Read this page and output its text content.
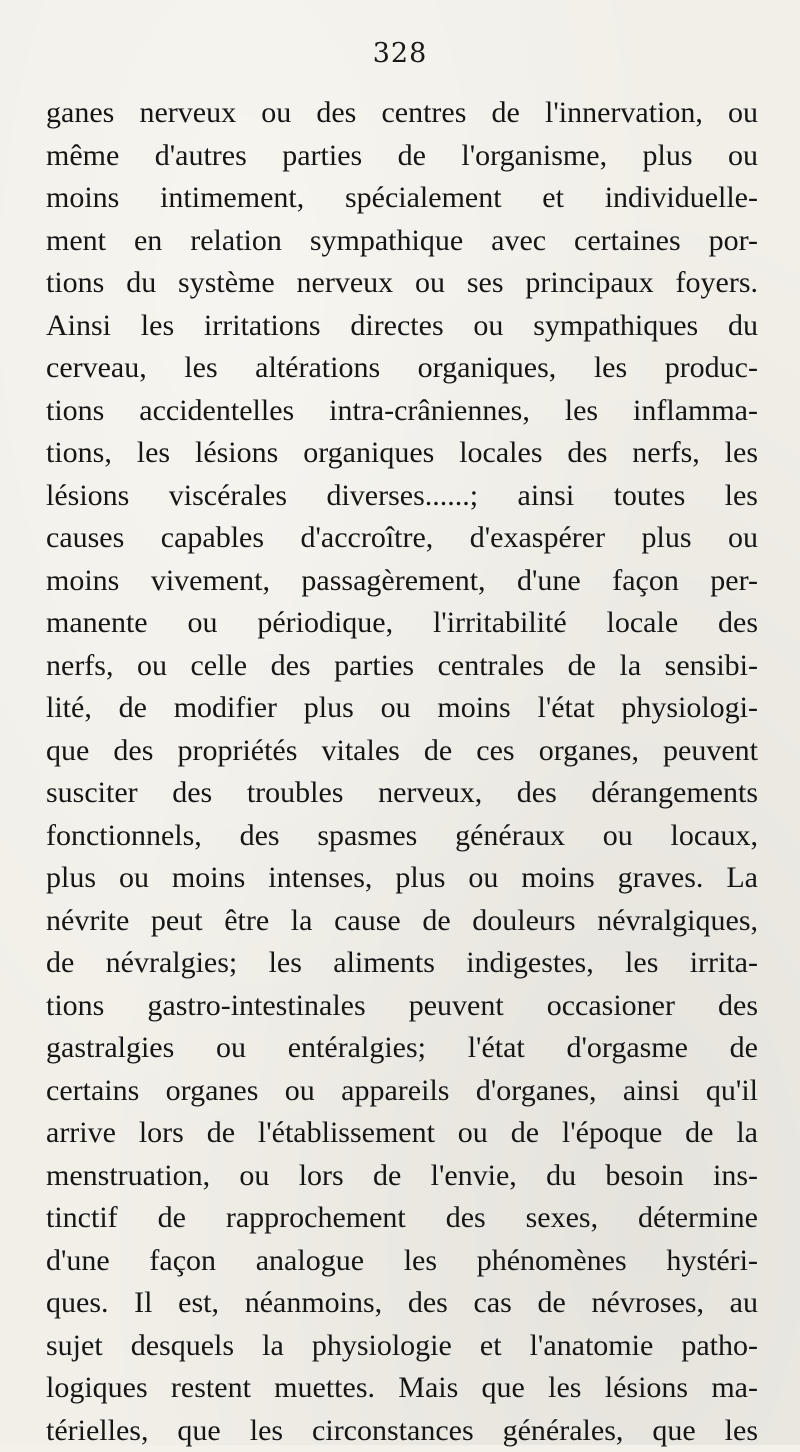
328
ganes nerveux ou des centres de l'innervation, ou
même d'autres parties de l'organisme, plus ou
moins intimement, spécialement et individuelle-
ment en relation sympathique avec certaines por-
tions du système nerveux ou ses principaux foyers.
Ainsi les irritations directes ou sympathiques du
cerveau, les altérations organiques, les produc-
tions accidentelles intra-crâniennes, les inflamma-
tions, les lésions organiques locales des nerfs, les
lésions viscérales diverses......; ainsi toutes les
causes capables d'accroître, d'exaspérer plus ou
moins vivement, passagèrement, d'une façon per-
manente ou périodique, l'irritabilité locale des
nerfs, ou celle des parties centrales de la sensibi-
lité, de modifier plus ou moins l'état physiologi-
que des propriétés vitales de ces organes, peuvent
susciter des troubles nerveux, des dérangements
fonctionnels, des spasmes généraux ou locaux,
plus ou moins intenses, plus ou moins graves. La
névrite peut être la cause de douleurs névralgiques,
de névralgies; les aliments indigestes, les irrita-
tions gastro-intestinales peuvent occasioner des
gastralgies ou entéralgies; l'état d'orgasme de
certains organes ou appareils d'organes, ainsi qu'il
arrive lors de l'établissement ou de l'époque de la
menstruation, ou lors de l'envie, du besoin ins-
tinctif de rapprochement des sexes, détermine
d'une façon analogue les phénomènes hystéri-
ques. Il est, néanmoins, des cas de névroses, au
sujet desquels la physiologie et l'anatomie patho-
logiques restent muettes. Mais que les lésions ma-
térielles, que les circonstances générales, que les
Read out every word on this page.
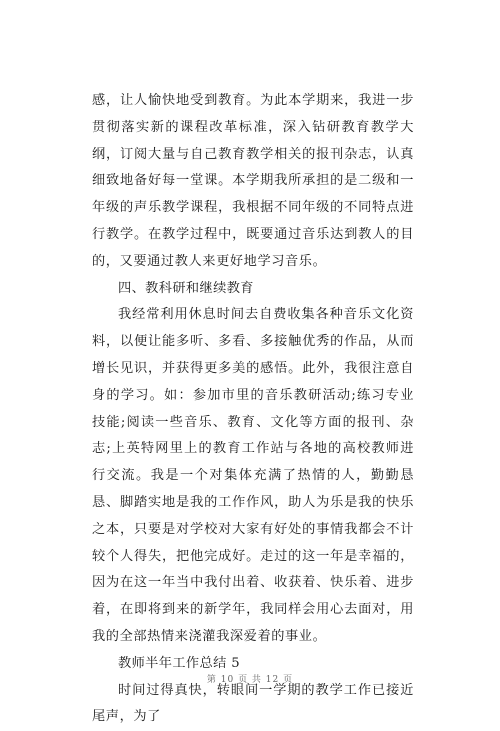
感，让人愉快地受到教育。为此本学期来，我进一步贯彻落实新的课程改革标准，深入钻研教育教学大纲，订阅大量与自己教育教学相关的报刊杂志，认真细致地备好每一堂课。本学期我所承担的是二级和一年级的声乐教学课程，我根据不同年级的不同特点进行教学。在教学过程中，既要通过音乐达到教人的目的，又要通过教人来更好地学习音乐。

四、教科研和继续教育

我经常利用休息时间去自费收集各种音乐文化资料，以便让能多听、多看、多接触优秀的作品，从而增长见识，并获得更多美的感悟。此外，我很注意自身的学习。如：参加市里的音乐教研活动;练习专业技能;阅读一些音乐、教育、文化等方面的报刊、杂志;上英特网里上的教育工作站与各地的高校教师进行交流。我是一个对集体充满了热情的人，勤勤恳恳、脚踏实地是我的工作作风，助人为乐是我的快乐之本，只要是对学校对大家有好处的事情我都会不计较个人得失，把他完成好。走过的这一年是幸福的，因为在这一年当中我付出着、收获着、快乐着、进步着，在即将到来的新学年，我同样会用心去面对，用我的全部热情来浇灌我深爱着的事业。

教师半年工作总结 5

时间过得真快，转眼间一学期的教学工作已接近尾声，为了

第 10 页 共 12 页
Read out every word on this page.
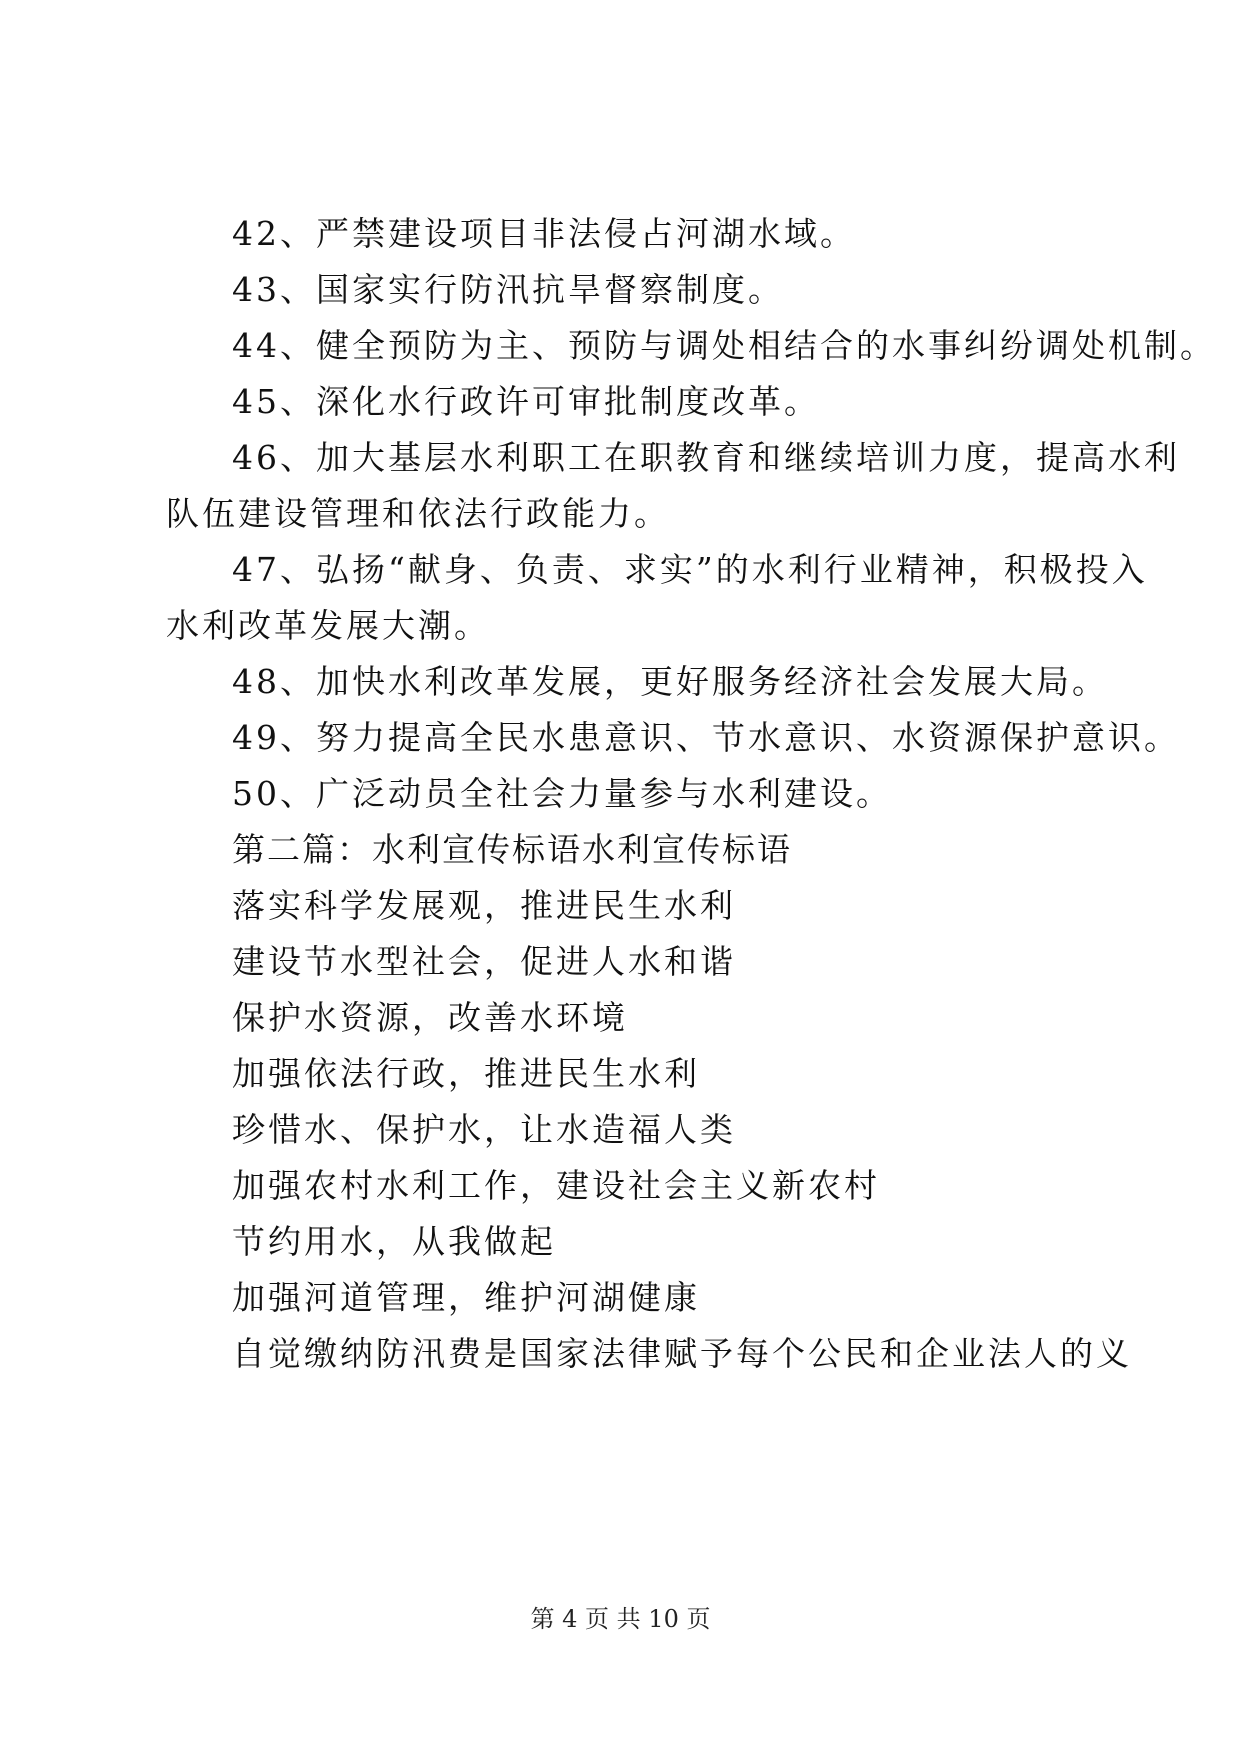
42、严禁建设项目非法侵占河湖水域。
43、国家实行防汛抗旱督察制度。
44、健全预防为主、预防与调处相结合的水事纠纷调处机制。
45、深化水行政许可审批制度改革。
46、加大基层水利职工在职教育和继续培训力度，提高水利
队伍建设管理和依法行政能力。
47、弘扬“献身、负责、求实”的水利行业精神，积极投入
水利改革发展大潮。
48、加快水利改革发展，更好服务经济社会发展大局。
49、努力提高全民水患意识、节水意识、水资源保护意识。
50、广泛动员全社会力量参与水利建设。
第二篇：水利宣传标语水利宣传标语
落实科学发展观，推进民生水利
建设节水型社会，促进人水和谐
保护水资源，改善水环境
加强依法行政，推进民生水利
珍惜水、保护水，让水造福人类
加强农村水利工作，建设社会主义新农村
节约用水，从我做起
加强河道管理，维护河湖健康
自觉缴纳防汛费是国家法律赋予每个公民和企业法人的义
第 4 页 共 10 页
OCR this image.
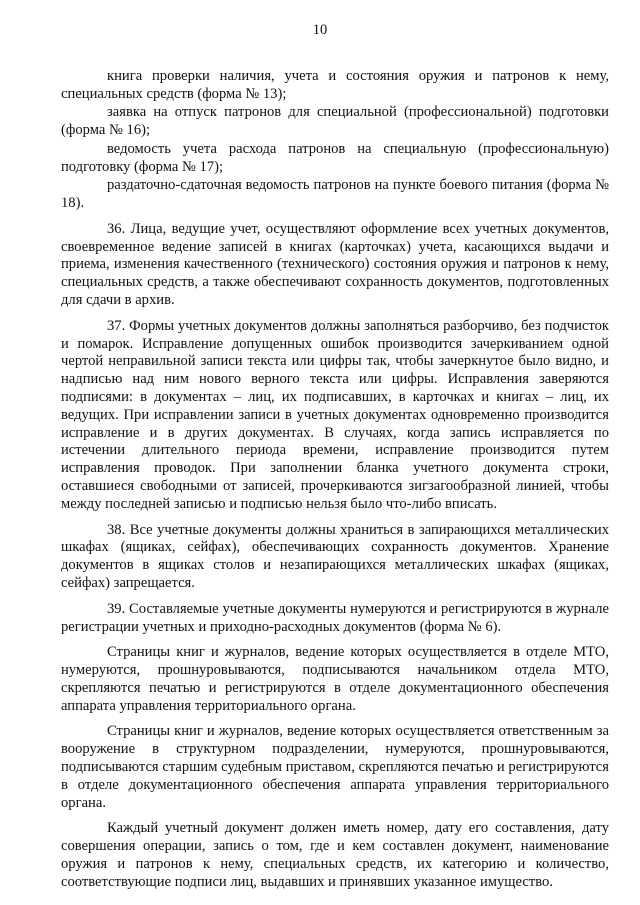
10

книга проверки наличия, учета и состояния оружия и патронов к нему, специальных средств (форма № 13);

заявка на отпуск патронов для специальной (профессиональной) подготовки (форма № 16);

ведомость учета расхода патронов на специальную (профессиональную) подготовку (форма № 17);

раздаточно-сдаточная ведомость патронов на пункте боевого питания (форма № 18).

36. Лица, ведущие учет, осуществляют оформление всех учетных документов, своевременное ведение записей в книгах (карточках) учета, касающихся выдачи и приема, изменения качественного (технического) состояния оружия и патронов к нему, специальных средств, а также обеспечивают сохранность документов, подготовленных для сдачи в архив.

37. Формы учетных документов должны заполняться разборчиво, без подчисток и помарок. Исправление допущенных ошибок производится зачеркиванием одной чертой неправильной записи текста или цифры так, чтобы зачеркнутое было видно, и надписью над ним нового верного текста или цифры. Исправления заверяются подписями: в документах – лиц, их подписавших, в карточках и книгах – лиц, их ведущих. При исправлении записи в учетных документах одновременно производится исправление и в других документах. В случаях, когда запись исправляется по истечении длительного периода времени, исправление производится путем исправления проводок. При заполнении бланка учетного документа строки, оставшиеся свободными от записей, прочеркиваются зигзагообразной линией, чтобы между последней записью и подписью нельзя было что-либо вписать.

38. Все учетные документы должны храниться в запирающихся металлических шкафах (ящиках, сейфах), обеспечивающих сохранность документов. Хранение документов в ящиках столов и незапирающихся металлических шкафах (ящиках, сейфах) запрещается.

39. Составляемые учетные документы нумеруются и регистрируются в журнале регистрации учетных и приходно-расходных документов (форма № 6).

Страницы книг и журналов, ведение которых осуществляется в отделе МТО, нумеруются, прошнуровываются, подписываются начальником отдела МТО, скрепляются печатью и регистрируются в отделе документационного обеспечения аппарата управления территориального органа.

Страницы книг и журналов, ведение которых осуществляется ответственным за вооружение в структурном подразделении, нумеруются, прошнуровываются, подписываются старшим судебным приставом, скрепляются печатью и регистрируются в отделе документационного обеспечения аппарата управления территориального органа.

Каждый учетный документ должен иметь номер, дату его составления, дату совершения операции, запись о том, где и кем составлен документ, наименование оружия и патронов к нему, специальных средств, их категорию и количество, соответствующие подписи лиц, выдавших и принявших указанное имущество.
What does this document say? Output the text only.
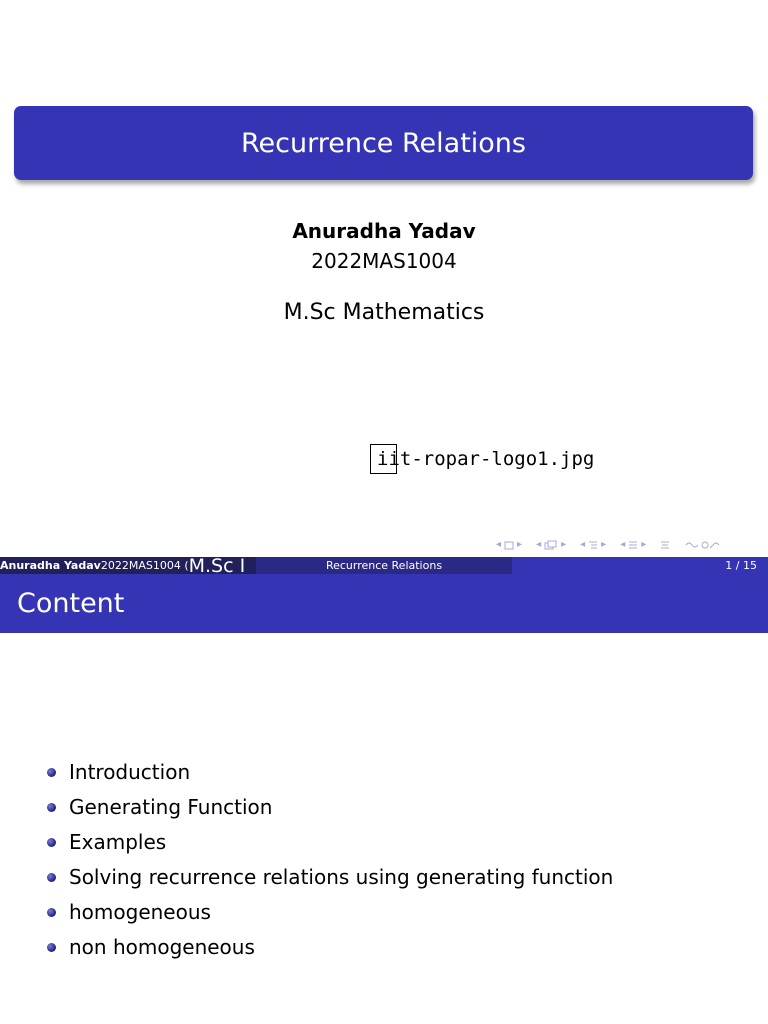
Recurrence Relations
Anuradha Yadav
2022MAS1004
M.Sc Mathematics
iit-ropar-logo1.jpg
◂ ▸ ◂ ▸ ◂ ▸ ◂ ▸
Anuradha Yadav2022MAS1004 (M.Sc I	Recurrence Relations	1 / 15
Content
Introduction
Generating Function
Examples
Solving recurrence relations using generating function
homogeneous
non homogeneous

- - - - -

Return every line of the records exactly as given, pictures excluded.

Read this page and output its text content.
328
ganes nerveux ou des centres de l'innervation, ou
même d'autres parties de l'organisme, plus ou
moins intimement, spécialement et individuelle-
ment en relation sympathique avec certaines por-
tions du système nerveux ou ses principaux foyers.
Ainsi les irritations directes ou sympathiques du
cerveau, les altérations organiques, les produc-
tions accidentelles intra-crâniennes, les inflamma-
tions, les lésions organiques locales des nerfs, les
lésions viscérales diverses......; ainsi toutes les
causes capables d'accroître, d'exaspérer plus ou
moins vivement, passagèrement, d'une façon per-
manente ou périodique, l'irritabilité locale des
nerfs, ou celle des parties centrales de la sensibi-
lité, de modifier plus ou moins l'état physiologi-
que des propriétés vitales de ces organes, peuvent
susciter des troubles nerveux, des dérangements
fonctionnels, des spasmes généraux ou locaux,
plus ou moins intenses, plus ou moins graves. La
névrite peut être la cause de douleurs névralgiques,
de névralgies; les aliments indigestes, les irrita-
tions gastro-intestinales peuvent occasioner des
gastralgies ou entéralgies; l'état d'orgasme de
certains organes ou appareils d'organes, ainsi qu'il
arrive lors de l'établissement ou de l'époque de la
menstruation, ou lors de l'envie, du besoin ins-
tinctif de rapprochement des sexes, détermine
d'une façon analogue les phénomènes hystéri-
ques. Il est, néanmoins, des cas de névroses, au
sujet desquels la physiologie et l'anatomie patho-
logiques restent muettes. Mais que les lésions ma-
térielles, que les circonstances générales, que les
Read out every word on this page.
感，让人愉快地受到教育。为此本学期来，我进一步贯彻落实新的课程改革标准，深入钻研教育教学大纲，订阅大量与自己教育教学相关的报刊杂志，认真细致地备好每一堂课。本学期我所承担的是二级和一年级的声乐教学课程，我根据不同年级的不同特点进行教学。在教学过程中，既要通过音乐达到教人的目的，又要通过教人来更好地学习音乐。

四、教科研和继续教育

我经常利用休息时间去自费收集各种音乐文化资料，以便让能多听、多看、多接触优秀的作品，从而增长见识，并获得更多美的感悟。此外，我很注意自身的学习。如：参加市里的音乐教研活动;练习专业技能;阅读一些音乐、教育、文化等方面的报刊、杂志;上英特网里上的教育工作站与各地的高校教师进行交流。我是一个对集体充满了热情的人，勤勤恳恳、脚踏实地是我的工作作风，助人为乐是我的快乐之本，只要是对学校对大家有好处的事情我都会不计较个人得失，把他完成好。走过的这一年是幸福的，因为在这一年当中我付出着、收获着、快乐着、进步着，在即将到来的新学年，我同样会用心去面对，用我的全部热情来浇灌我深爱着的事业。

教师半年工作总结 5

时间过得真快，转眼间一学期的教学工作已接近尾声，为了

第 10 页 共 12 页
Read out every word on this page.
42、严禁建设项目非法侵占河湖水域。
43、国家实行防汛抗旱督察制度。
44、健全预防为主、预防与调处相结合的水事纠纷调处机制。
45、深化水行政许可审批制度改革。
46、加大基层水利职工在职教育和继续培训力度，提高水利
队伍建设管理和依法行政能力。
47、弘扬“献身、负责、求实”的水利行业精神，积极投入
水利改革发展大潮。
48、加快水利改革发展，更好服务经济社会发展大局。
49、努力提高全民水患意识、节水意识、水资源保护意识。
50、广泛动员全社会力量参与水利建设。
第二篇：水利宣传标语水利宣传标语
落实科学发展观，推进民生水利
建设节水型社会，促进人水和谐
保护水资源，改善水环境
加强依法行政，推进民生水利
珍惜水、保护水，让水造福人类
加强农村水利工作，建设社会主义新农村
节约用水，从我做起
加强河道管理，维护河湖健康
自觉缴纳防汛费是国家法律赋予每个公民和企业法人的义
第 4 页 共 10 页
OCR this image.
10

книга проверки наличия, учета и состояния оружия и патронов к нему, специальных средств (форма № 13);

заявка на отпуск патронов для специальной (профессиональной) подготовки (форма № 16);

ведомость учета расхода патронов на специальную (профессиональную) подготовку (форма № 17);

раздаточно-сдаточная ведомость патронов на пункте боевого питания (форма № 18).

36. Лица, ведущие учет, осуществляют оформление всех учетных документов, своевременное ведение записей в книгах (карточках) учета, касающихся выдачи и приема, изменения качественного (технического) состояния оружия и патронов к нему, специальных средств, а также обеспечивают сохранность документов, подготовленных для сдачи в архив.

37. Формы учетных документов должны заполняться разборчиво, без подчисток и помарок. Исправление допущенных ошибок производится зачеркиванием одной чертой неправильной записи текста или цифры так, чтобы зачеркнутое было видно, и надписью над ним нового верного текста или цифры. Исправления заверяются подписями: в документах – лиц, их подписавших, в карточках и книгах – лиц, их ведущих. При исправлении записи в учетных документах одновременно производится исправление и в других документах. В случаях, когда запись исправляется по истечении длительного периода времени, исправление производится путем исправления проводок. При заполнении бланка учетного документа строки, оставшиеся свободными от записей, прочеркиваются зигзагообразной линией, чтобы между последней записью и подписью нельзя было что-либо вписать.

38. Все учетные документы должны храниться в запирающихся металлических шкафах (ящиках, сейфах), обеспечивающих сохранность документов. Хранение документов в ящиках столов и незапирающихся металлических шкафах (ящиках, сейфах) запрещается.

39. Составляемые учетные документы нумеруются и регистрируются в журнале регистрации учетных и приходно-расходных документов (форма № 6).

Страницы книг и журналов, ведение которых осуществляется в отделе МТО, нумеруются, прошнуровываются, подписываются начальником отдела МТО, скрепляются печатью и регистрируются в отделе документационного обеспечения аппарата управления территориального органа.

Страницы книг и журналов, ведение которых осуществляется ответственным за вооружение в структурном подразделении, нумеруются, прошнуровываются, подписываются старшим судебным приставом, скрепляются печатью и регистрируются в отделе документационного обеспечения аппарата управления территориального органа.

Каждый учетный документ должен иметь номер, дату его составления, дату совершения операции, запись о том, где и кем составлен документ, наименование оружия и патронов к нему, специальных средств, их категорию и количество, соответствующие подписи лиц, выдавших и принявших указанное имущество.
What does this document say? Output the text only.
Recurrence Relations
Anuradha Yadav
2022MAS1004
M.Sc Mathematics
iit-ropar-logo1.jpg
◂ ▸ ◂ ▸ ◂ ▸ ◂ ▸
Anuradha Yadav2022MAS1004 (M.Sc I	Recurrence Relations	1 / 15
Content
Introduction
Generating Function
Examples
Solving recurrence relations using generating function
homogeneous
non homogeneous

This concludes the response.